■ Task prompt
Reply with one number: the count of lines in the listing that contain the string "Actual".

Data tied to figure images
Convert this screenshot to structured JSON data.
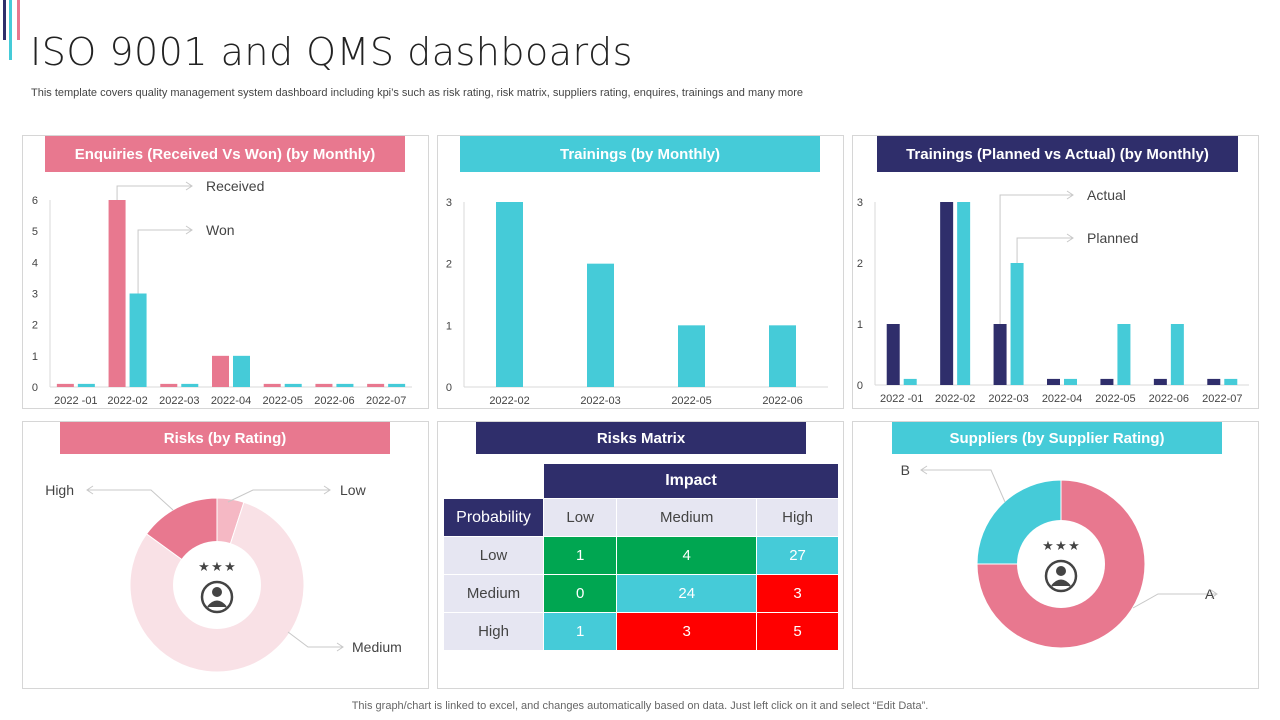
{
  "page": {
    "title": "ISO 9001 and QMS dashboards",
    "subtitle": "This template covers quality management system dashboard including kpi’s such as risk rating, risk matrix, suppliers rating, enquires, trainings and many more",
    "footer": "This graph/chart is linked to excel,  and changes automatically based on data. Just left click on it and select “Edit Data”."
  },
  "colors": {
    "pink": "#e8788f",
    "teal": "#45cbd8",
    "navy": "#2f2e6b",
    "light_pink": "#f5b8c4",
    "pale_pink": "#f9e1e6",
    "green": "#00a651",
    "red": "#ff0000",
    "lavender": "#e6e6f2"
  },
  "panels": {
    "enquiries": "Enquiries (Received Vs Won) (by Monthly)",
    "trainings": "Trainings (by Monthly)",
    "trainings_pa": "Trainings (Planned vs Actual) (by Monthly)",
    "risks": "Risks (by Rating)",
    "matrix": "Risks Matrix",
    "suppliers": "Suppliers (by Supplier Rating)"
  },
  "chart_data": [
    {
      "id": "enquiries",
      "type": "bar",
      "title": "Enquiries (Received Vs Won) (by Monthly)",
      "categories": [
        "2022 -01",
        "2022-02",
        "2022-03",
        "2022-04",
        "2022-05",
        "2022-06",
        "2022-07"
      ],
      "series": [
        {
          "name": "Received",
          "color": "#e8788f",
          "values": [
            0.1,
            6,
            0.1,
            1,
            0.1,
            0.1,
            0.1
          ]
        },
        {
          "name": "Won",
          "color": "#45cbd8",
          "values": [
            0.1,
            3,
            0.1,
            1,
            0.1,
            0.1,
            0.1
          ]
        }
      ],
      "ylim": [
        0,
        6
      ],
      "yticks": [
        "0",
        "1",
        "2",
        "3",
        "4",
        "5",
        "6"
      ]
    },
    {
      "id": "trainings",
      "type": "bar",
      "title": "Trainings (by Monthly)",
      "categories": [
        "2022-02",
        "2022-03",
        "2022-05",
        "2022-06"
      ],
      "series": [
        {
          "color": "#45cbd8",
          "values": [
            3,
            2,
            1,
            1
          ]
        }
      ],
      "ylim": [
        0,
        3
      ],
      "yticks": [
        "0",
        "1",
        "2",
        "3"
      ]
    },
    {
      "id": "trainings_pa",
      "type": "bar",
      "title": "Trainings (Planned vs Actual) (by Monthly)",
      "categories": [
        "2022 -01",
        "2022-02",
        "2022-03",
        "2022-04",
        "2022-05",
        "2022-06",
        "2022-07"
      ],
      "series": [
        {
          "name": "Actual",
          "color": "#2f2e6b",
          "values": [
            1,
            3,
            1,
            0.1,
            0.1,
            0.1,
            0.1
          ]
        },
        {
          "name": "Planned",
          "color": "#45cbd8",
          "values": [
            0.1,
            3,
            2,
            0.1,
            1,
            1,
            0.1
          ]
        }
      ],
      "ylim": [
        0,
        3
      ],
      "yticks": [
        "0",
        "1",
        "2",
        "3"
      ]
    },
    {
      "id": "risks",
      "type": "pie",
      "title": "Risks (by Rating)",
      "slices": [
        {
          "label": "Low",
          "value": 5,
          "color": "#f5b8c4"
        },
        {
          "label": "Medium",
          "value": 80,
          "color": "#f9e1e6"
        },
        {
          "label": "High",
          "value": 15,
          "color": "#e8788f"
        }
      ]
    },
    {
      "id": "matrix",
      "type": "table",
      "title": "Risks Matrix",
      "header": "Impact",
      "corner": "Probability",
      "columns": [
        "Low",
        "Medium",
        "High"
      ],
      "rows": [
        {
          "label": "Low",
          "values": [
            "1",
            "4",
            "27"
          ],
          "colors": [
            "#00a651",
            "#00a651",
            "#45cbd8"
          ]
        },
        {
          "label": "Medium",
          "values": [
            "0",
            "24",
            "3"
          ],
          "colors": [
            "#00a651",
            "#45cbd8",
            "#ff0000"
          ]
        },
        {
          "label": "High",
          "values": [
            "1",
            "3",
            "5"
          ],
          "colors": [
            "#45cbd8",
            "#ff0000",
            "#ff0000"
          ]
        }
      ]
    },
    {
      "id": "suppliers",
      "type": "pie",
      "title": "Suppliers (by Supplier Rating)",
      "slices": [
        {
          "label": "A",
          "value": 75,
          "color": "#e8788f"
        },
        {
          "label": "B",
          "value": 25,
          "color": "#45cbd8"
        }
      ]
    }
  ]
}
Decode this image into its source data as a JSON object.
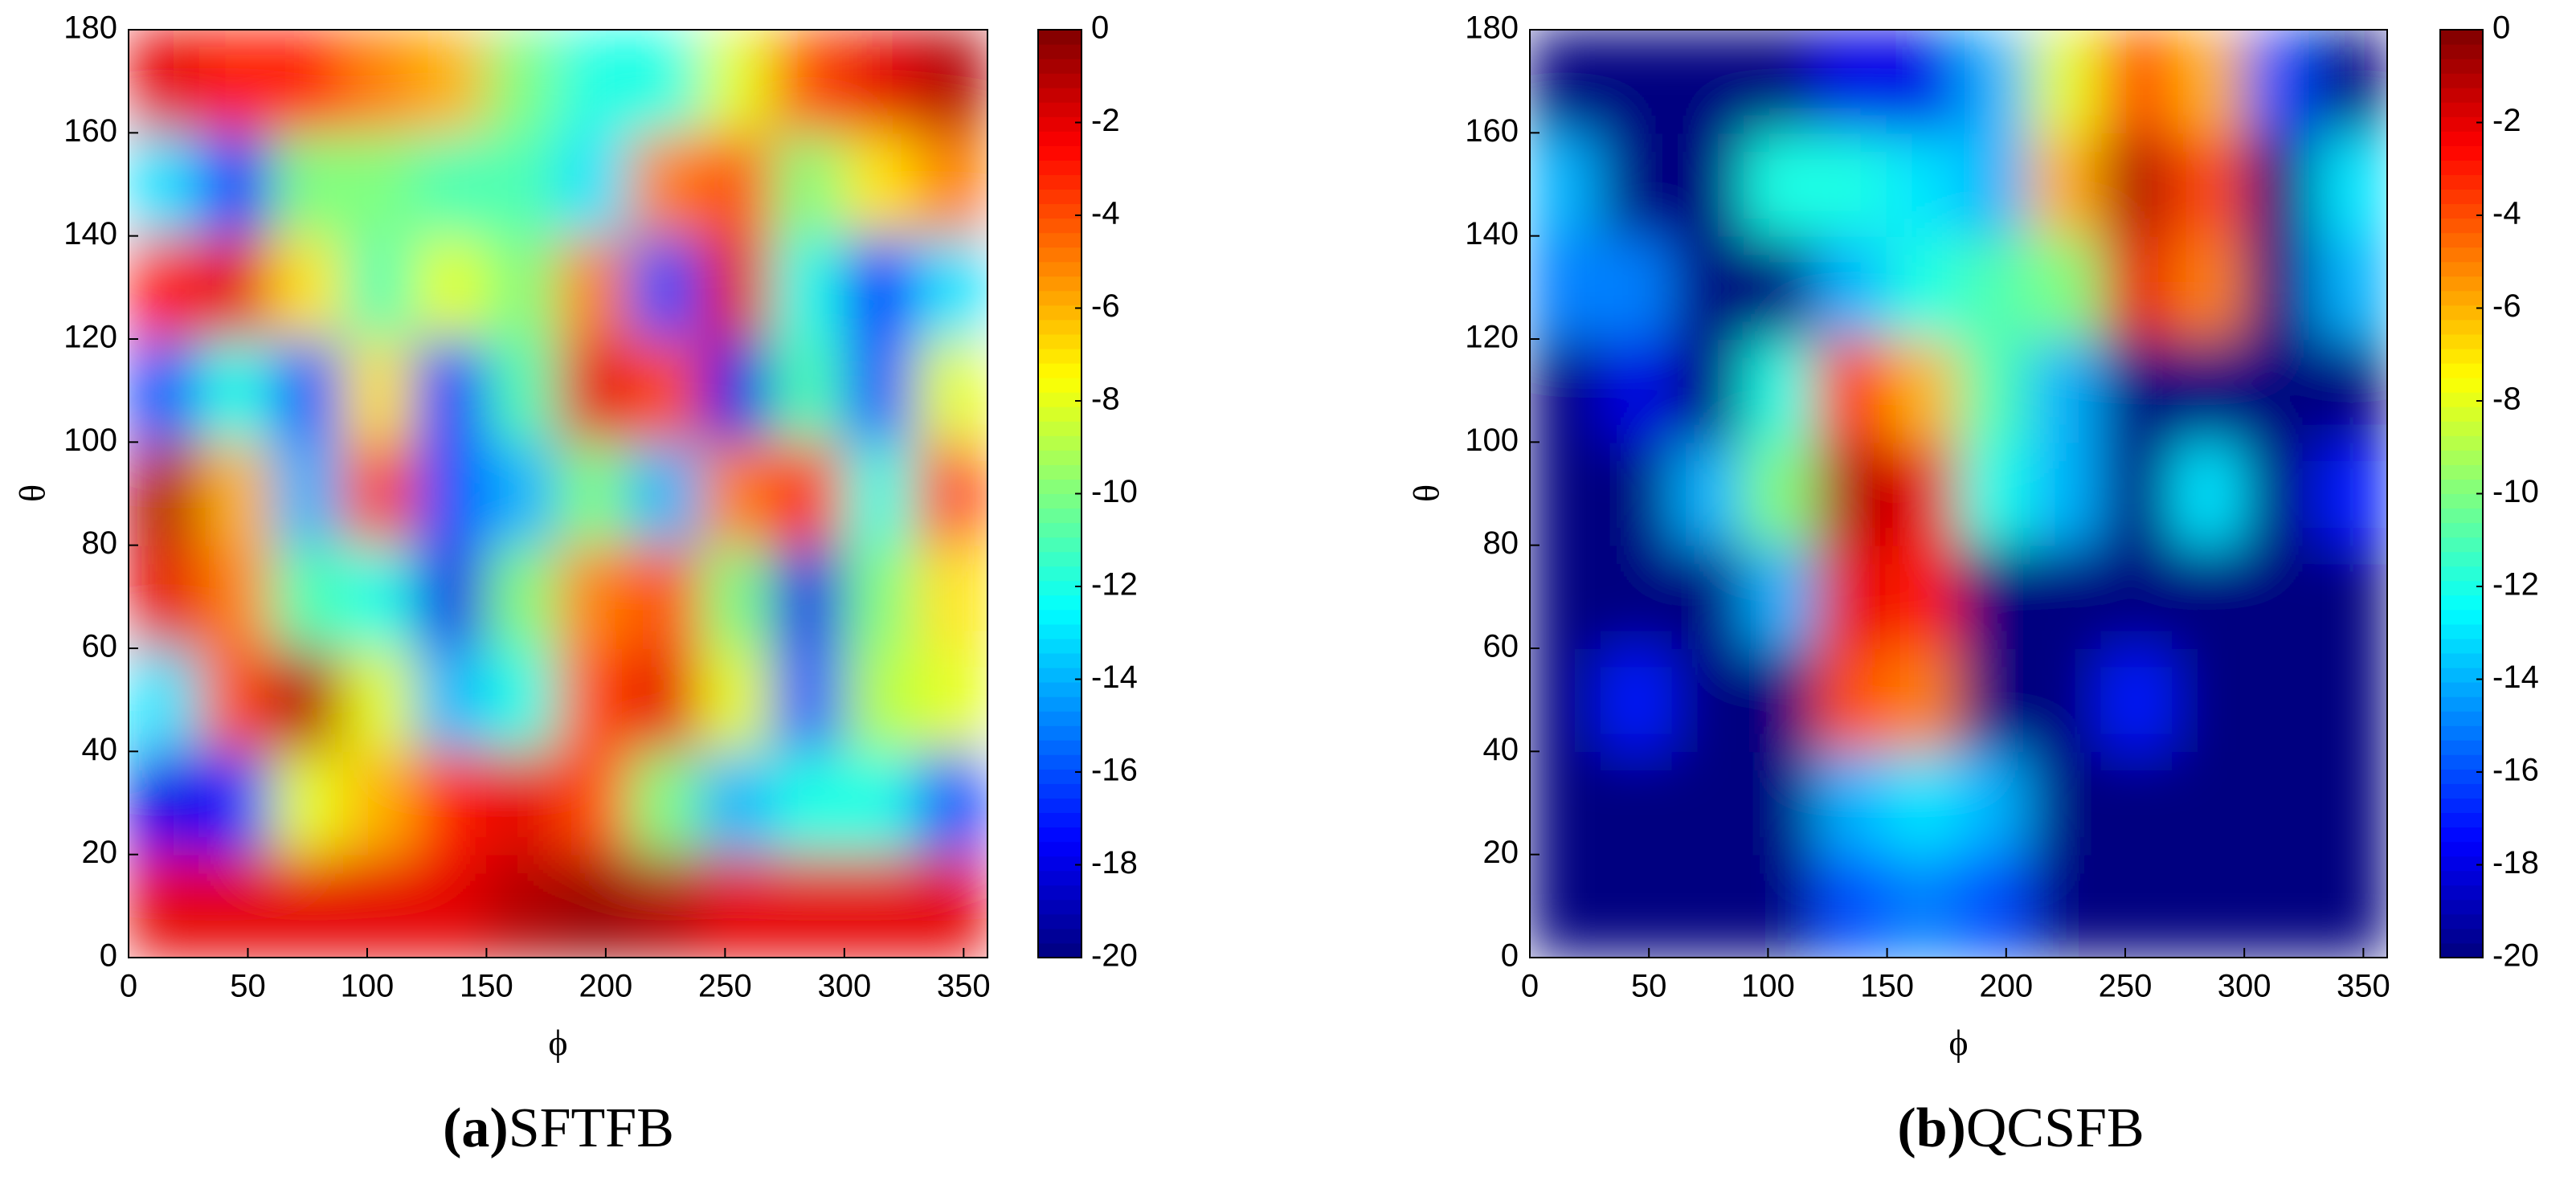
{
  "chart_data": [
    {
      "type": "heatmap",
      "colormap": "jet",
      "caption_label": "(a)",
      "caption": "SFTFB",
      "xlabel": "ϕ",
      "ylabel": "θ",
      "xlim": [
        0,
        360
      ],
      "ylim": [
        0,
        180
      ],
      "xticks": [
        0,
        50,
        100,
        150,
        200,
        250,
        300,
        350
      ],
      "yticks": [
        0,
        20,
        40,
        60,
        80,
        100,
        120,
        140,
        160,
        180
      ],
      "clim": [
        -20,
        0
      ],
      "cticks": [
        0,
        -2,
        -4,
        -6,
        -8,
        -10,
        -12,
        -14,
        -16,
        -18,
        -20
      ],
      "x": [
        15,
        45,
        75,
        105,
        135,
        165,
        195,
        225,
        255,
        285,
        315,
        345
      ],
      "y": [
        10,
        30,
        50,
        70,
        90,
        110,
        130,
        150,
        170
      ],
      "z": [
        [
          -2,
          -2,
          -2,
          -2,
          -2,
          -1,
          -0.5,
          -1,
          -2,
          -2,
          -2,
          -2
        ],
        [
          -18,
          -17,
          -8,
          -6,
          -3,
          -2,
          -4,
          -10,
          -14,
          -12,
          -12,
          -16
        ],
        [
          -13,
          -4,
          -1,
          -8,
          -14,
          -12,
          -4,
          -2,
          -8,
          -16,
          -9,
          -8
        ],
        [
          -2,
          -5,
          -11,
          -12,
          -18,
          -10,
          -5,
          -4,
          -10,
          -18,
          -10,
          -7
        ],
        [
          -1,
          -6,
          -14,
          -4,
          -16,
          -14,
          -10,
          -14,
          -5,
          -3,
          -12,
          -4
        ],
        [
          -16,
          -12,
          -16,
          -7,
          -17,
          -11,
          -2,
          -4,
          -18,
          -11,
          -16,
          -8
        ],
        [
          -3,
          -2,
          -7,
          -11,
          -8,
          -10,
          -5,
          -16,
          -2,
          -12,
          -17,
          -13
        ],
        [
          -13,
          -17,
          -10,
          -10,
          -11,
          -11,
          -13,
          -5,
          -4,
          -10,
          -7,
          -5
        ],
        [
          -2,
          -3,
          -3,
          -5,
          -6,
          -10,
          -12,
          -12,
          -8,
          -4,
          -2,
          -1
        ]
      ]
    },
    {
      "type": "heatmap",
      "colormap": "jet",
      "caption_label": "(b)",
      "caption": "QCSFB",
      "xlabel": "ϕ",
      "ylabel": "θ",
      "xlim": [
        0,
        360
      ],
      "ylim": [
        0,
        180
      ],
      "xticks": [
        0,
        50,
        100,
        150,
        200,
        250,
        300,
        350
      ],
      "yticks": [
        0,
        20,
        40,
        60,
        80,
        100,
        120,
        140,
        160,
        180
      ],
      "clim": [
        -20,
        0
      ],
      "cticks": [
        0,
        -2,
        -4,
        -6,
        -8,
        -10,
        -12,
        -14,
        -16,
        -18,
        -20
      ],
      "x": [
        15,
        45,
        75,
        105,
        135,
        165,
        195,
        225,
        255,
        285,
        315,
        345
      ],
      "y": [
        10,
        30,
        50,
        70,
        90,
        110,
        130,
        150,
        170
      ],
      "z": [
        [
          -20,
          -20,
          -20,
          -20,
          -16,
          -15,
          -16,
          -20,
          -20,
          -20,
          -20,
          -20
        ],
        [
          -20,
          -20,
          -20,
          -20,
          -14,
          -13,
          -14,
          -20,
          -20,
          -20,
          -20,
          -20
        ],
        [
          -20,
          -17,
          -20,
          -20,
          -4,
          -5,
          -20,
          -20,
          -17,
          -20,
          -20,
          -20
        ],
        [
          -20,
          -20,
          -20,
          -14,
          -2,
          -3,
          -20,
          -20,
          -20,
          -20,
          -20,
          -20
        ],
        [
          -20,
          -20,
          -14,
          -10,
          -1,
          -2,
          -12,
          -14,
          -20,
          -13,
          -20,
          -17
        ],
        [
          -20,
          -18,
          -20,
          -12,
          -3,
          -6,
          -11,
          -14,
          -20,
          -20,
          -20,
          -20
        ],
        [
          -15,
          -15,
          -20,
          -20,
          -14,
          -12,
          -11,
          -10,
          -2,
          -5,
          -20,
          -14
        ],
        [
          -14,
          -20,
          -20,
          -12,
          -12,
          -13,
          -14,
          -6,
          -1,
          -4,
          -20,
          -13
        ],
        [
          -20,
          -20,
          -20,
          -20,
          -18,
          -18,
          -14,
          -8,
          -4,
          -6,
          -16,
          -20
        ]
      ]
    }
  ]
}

■ Solved problem
3